— BEGIN Records for the exercise —

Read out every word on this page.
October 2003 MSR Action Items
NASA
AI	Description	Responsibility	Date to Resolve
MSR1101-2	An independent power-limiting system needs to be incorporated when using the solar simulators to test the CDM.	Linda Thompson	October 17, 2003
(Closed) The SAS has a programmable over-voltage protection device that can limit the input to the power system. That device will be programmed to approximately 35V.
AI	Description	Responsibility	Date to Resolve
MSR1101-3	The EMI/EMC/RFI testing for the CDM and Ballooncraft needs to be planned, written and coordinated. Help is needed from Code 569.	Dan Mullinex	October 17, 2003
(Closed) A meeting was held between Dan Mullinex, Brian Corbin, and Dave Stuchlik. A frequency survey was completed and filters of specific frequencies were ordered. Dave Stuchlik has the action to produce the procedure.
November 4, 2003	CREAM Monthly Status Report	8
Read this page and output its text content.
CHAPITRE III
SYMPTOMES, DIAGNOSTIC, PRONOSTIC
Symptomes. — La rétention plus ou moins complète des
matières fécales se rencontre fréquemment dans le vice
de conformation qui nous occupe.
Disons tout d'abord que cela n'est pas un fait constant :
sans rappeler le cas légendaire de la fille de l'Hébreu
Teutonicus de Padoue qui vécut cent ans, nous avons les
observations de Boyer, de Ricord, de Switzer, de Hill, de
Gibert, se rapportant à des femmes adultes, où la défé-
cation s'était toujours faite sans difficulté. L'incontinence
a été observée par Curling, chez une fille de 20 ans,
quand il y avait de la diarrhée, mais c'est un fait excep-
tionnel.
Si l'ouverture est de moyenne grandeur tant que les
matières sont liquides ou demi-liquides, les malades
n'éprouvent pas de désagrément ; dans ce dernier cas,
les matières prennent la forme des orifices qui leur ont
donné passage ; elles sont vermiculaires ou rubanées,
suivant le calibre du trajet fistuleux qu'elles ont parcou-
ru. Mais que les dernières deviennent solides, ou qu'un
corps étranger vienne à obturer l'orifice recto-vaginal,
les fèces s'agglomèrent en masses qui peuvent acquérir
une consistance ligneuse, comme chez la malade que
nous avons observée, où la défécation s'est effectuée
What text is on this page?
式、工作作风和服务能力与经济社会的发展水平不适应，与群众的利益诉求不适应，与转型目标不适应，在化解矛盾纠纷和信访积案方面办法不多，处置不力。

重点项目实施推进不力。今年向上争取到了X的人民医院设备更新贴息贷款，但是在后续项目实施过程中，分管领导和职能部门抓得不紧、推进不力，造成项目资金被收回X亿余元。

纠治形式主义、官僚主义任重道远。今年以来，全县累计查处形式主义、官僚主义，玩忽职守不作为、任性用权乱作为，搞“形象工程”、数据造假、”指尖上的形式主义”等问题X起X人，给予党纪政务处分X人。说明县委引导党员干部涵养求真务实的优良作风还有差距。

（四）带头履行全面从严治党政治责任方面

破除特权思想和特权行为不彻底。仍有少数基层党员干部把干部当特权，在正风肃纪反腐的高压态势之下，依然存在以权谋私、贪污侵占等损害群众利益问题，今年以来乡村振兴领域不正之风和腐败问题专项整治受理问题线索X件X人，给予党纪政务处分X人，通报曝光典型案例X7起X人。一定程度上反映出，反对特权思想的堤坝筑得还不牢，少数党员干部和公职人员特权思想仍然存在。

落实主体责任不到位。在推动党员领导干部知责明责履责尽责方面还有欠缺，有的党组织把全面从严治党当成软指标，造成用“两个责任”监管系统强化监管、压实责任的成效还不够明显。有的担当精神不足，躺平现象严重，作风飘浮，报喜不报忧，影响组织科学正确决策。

— END Records for the exercise —

> **Stated goal**
Filter out all lines lacking the word "this" and copy the rest.

> **Worked solution**
Read out every word on this page.
Read this page and output its text content.
What text is on this page?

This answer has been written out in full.